##### Provided data

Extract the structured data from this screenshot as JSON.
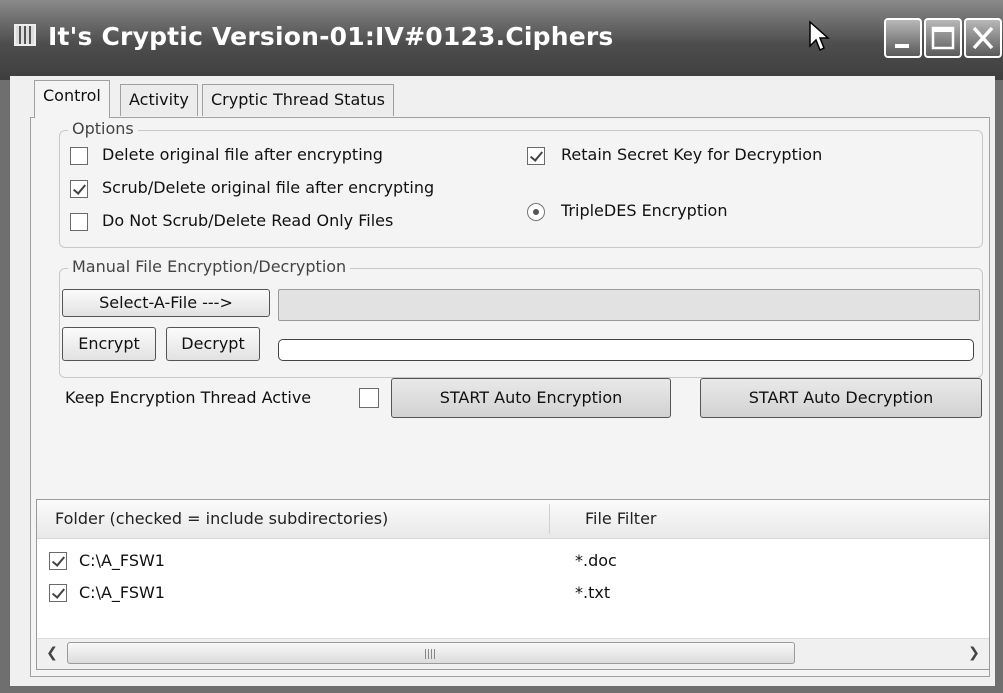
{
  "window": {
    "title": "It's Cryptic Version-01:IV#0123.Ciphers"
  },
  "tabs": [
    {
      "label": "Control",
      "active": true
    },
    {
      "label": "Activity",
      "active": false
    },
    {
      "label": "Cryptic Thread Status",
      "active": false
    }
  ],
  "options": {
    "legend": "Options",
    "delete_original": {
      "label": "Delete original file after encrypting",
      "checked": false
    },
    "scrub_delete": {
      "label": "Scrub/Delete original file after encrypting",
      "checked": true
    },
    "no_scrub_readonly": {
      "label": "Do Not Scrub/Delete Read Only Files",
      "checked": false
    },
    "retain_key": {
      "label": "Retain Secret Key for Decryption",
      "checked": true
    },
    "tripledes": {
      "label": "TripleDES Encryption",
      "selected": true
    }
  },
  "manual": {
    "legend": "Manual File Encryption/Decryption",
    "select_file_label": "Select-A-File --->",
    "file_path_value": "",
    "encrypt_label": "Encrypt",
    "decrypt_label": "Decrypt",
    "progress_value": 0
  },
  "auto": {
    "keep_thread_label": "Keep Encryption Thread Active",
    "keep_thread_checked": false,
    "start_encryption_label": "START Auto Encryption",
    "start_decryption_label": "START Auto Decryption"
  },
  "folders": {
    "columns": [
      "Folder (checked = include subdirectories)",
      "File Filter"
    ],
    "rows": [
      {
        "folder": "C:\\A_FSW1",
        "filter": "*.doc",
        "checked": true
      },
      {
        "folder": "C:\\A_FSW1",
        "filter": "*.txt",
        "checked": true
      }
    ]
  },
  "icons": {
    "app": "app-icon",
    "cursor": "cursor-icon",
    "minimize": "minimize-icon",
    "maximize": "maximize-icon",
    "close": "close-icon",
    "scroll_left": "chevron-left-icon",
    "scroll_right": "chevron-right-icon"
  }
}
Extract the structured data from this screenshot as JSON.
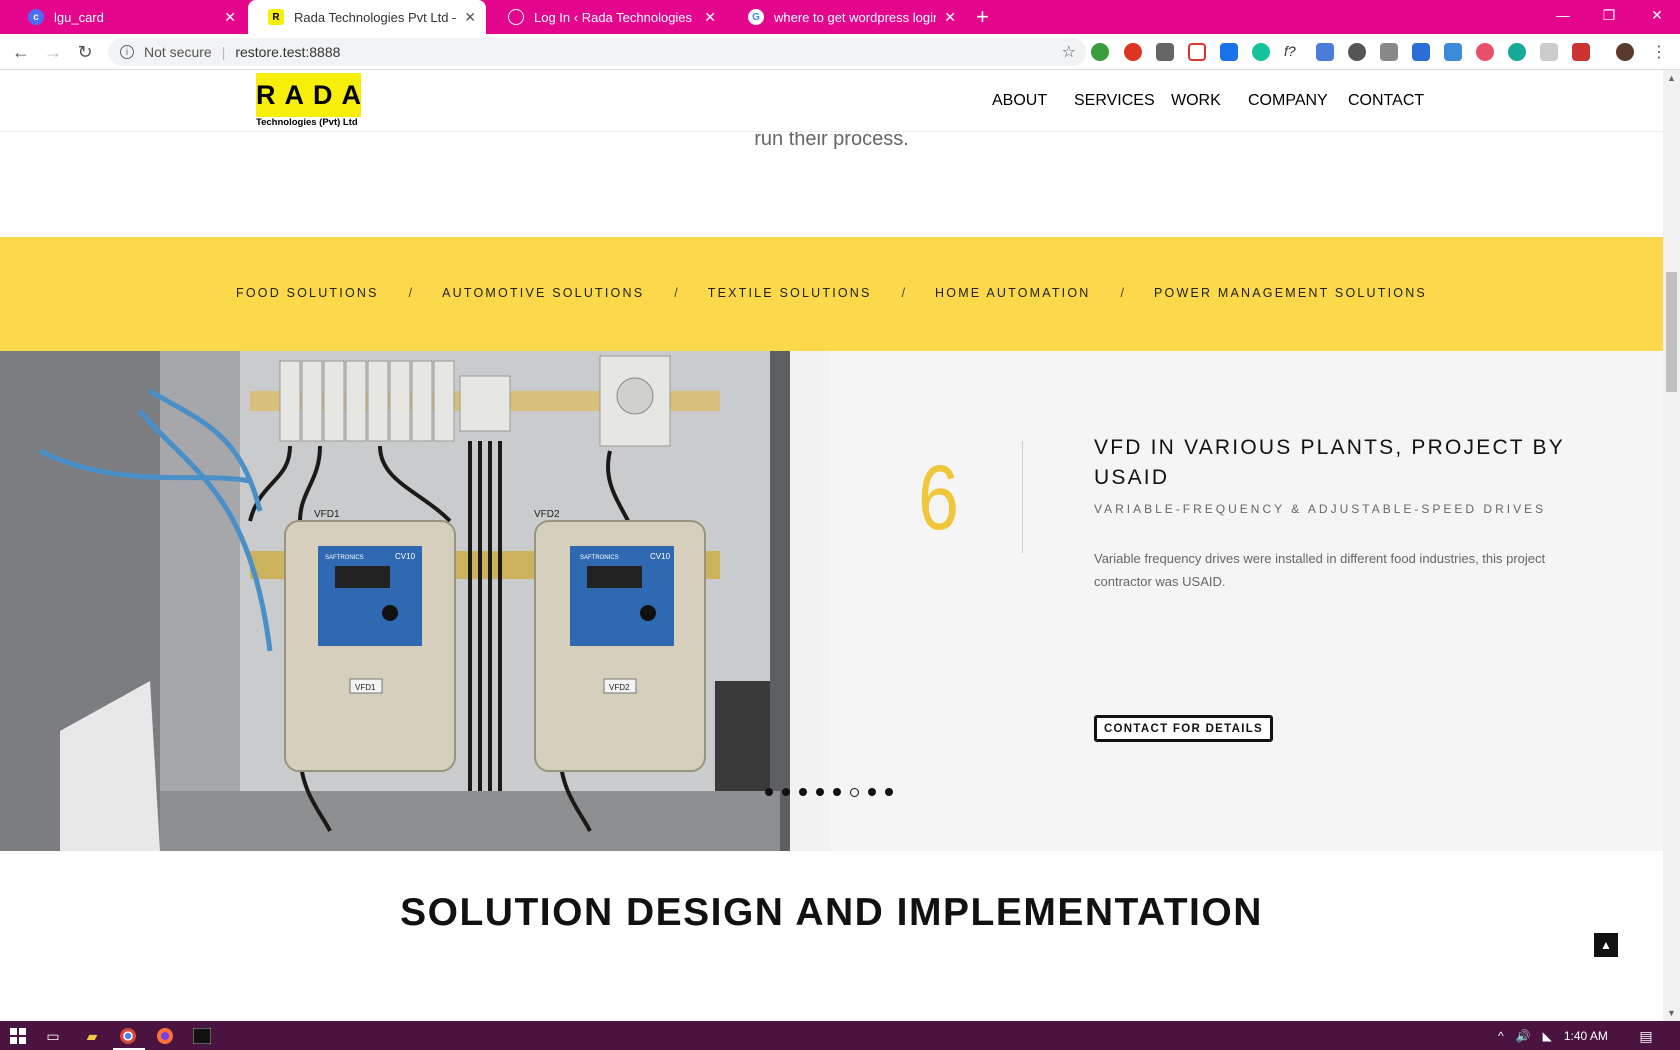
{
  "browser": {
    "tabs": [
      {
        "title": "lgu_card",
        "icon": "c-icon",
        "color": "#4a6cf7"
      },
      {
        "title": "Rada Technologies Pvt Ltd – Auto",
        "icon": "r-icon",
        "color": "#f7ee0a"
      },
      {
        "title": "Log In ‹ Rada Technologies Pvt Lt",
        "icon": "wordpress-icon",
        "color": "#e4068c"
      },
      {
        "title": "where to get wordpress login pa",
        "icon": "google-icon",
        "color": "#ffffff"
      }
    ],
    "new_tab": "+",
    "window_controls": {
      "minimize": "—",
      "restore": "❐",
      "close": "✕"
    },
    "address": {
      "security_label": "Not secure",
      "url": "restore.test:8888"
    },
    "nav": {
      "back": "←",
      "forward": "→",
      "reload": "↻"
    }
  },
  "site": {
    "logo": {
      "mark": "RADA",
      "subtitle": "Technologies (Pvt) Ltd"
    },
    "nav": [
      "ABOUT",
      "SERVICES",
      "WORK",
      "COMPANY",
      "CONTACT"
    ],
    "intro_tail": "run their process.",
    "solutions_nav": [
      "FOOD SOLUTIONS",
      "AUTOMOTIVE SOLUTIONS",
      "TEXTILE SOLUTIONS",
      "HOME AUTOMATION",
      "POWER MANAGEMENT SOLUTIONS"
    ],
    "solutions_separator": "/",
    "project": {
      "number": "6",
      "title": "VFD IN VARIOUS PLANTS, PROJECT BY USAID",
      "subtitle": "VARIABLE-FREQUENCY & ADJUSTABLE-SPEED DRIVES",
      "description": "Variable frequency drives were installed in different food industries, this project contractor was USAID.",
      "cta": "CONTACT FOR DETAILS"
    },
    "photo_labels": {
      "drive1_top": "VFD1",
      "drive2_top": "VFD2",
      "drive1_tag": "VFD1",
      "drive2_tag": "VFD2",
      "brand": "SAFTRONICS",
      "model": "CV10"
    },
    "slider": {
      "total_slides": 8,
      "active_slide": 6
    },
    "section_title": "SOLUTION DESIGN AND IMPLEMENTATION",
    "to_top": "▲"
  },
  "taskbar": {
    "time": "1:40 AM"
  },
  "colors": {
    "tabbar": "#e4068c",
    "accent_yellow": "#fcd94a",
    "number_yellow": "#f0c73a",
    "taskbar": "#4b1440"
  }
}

##########

What is expected
Omit pictures; set down the rest of the material word for word.

Output of the task
Extract the structured data from this screenshot as JSON.
{
  "window": {
    "title": "It's Cryptic Version-01:IV#0123.Ciphers"
  },
  "tabs": [
    {
      "label": "Control",
      "active": true
    },
    {
      "label": "Activity",
      "active": false
    },
    {
      "label": "Cryptic Thread Status",
      "active": false
    }
  ],
  "options": {
    "legend": "Options",
    "delete_original": {
      "label": "Delete original file after encrypting",
      "checked": false
    },
    "scrub_delete": {
      "label": "Scrub/Delete original file after encrypting",
      "checked": true
    },
    "no_scrub_readonly": {
      "label": "Do Not Scrub/Delete Read Only Files",
      "checked": false
    },
    "retain_key": {
      "label": "Retain Secret Key for Decryption",
      "checked": true
    },
    "tripledes": {
      "label": "TripleDES Encryption",
      "selected": true
    }
  },
  "manual": {
    "legend": "Manual File Encryption/Decryption",
    "select_file_label": "Select-A-File --->",
    "file_path_value": "",
    "encrypt_label": "Encrypt",
    "decrypt_label": "Decrypt",
    "progress_value": 0
  },
  "auto": {
    "keep_thread_label": "Keep Encryption Thread Active",
    "keep_thread_checked": false,
    "start_encryption_label": "START Auto Encryption",
    "start_decryption_label": "START Auto Decryption"
  },
  "folders": {
    "columns": [
      "Folder (checked = include subdirectories)",
      "File Filter"
    ],
    "rows": [
      {
        "folder": "C:\\A_FSW1",
        "filter": "*.doc",
        "checked": true
      },
      {
        "folder": "C:\\A_FSW1",
        "filter": "*.txt",
        "checked": true
      }
    ]
  },
  "icons": {
    "app": "app-icon",
    "cursor": "cursor-icon",
    "minimize": "minimize-icon",
    "maximize": "maximize-icon",
    "close": "close-icon",
    "scroll_left": "chevron-left-icon",
    "scroll_right": "chevron-right-icon"
  }
}
Extract the structured data from this screenshot as JSON.
{
  "browser": {
    "tabs": [
      {
        "title": "lgu_card",
        "icon": "c-icon",
        "color": "#4a6cf7"
      },
      {
        "title": "Rada Technologies Pvt Ltd – Auto",
        "icon": "r-icon",
        "color": "#f7ee0a"
      },
      {
        "title": "Log In ‹ Rada Technologies Pvt Lt",
        "icon": "wordpress-icon",
        "color": "#e4068c"
      },
      {
        "title": "where to get wordpress login pa",
        "icon": "google-icon",
        "color": "#ffffff"
      }
    ],
    "new_tab": "+",
    "window_controls": {
      "minimize": "—",
      "restore": "❐",
      "close": "✕"
    },
    "address": {
      "security_label": "Not secure",
      "url": "restore.test:8888"
    },
    "nav": {
      "back": "←",
      "forward": "→",
      "reload": "↻"
    }
  },
  "site": {
    "logo": {
      "mark": "RADA",
      "subtitle": "Technologies (Pvt) Ltd"
    },
    "nav": [
      "ABOUT",
      "SERVICES",
      "WORK",
      "COMPANY",
      "CONTACT"
    ],
    "intro_tail": "run their process.",
    "solutions_nav": [
      "FOOD SOLUTIONS",
      "AUTOMOTIVE SOLUTIONS",
      "TEXTILE SOLUTIONS",
      "HOME AUTOMATION",
      "POWER MANAGEMENT SOLUTIONS"
    ],
    "solutions_separator": "/",
    "project": {
      "number": "6",
      "title": "VFD IN VARIOUS PLANTS, PROJECT BY USAID",
      "subtitle": "VARIABLE-FREQUENCY & ADJUSTABLE-SPEED DRIVES",
      "description": "Variable frequency drives were installed in different food industries, this project contractor was USAID.",
      "cta": "CONTACT FOR DETAILS"
    },
    "photo_labels": {
      "drive1_top": "VFD1",
      "drive2_top": "VFD2",
      "drive1_tag": "VFD1",
      "drive2_tag": "VFD2",
      "brand": "SAFTRONICS",
      "model": "CV10"
    },
    "slider": {
      "total_slides": 8,
      "active_slide": 6
    },
    "section_title": "SOLUTION DESIGN AND IMPLEMENTATION",
    "to_top": "▲"
  },
  "taskbar": {
    "time": "1:40 AM"
  },
  "colors": {
    "tabbar": "#e4068c",
    "accent_yellow": "#fcd94a",
    "number_yellow": "#f0c73a",
    "taskbar": "#4b1440"
  }
}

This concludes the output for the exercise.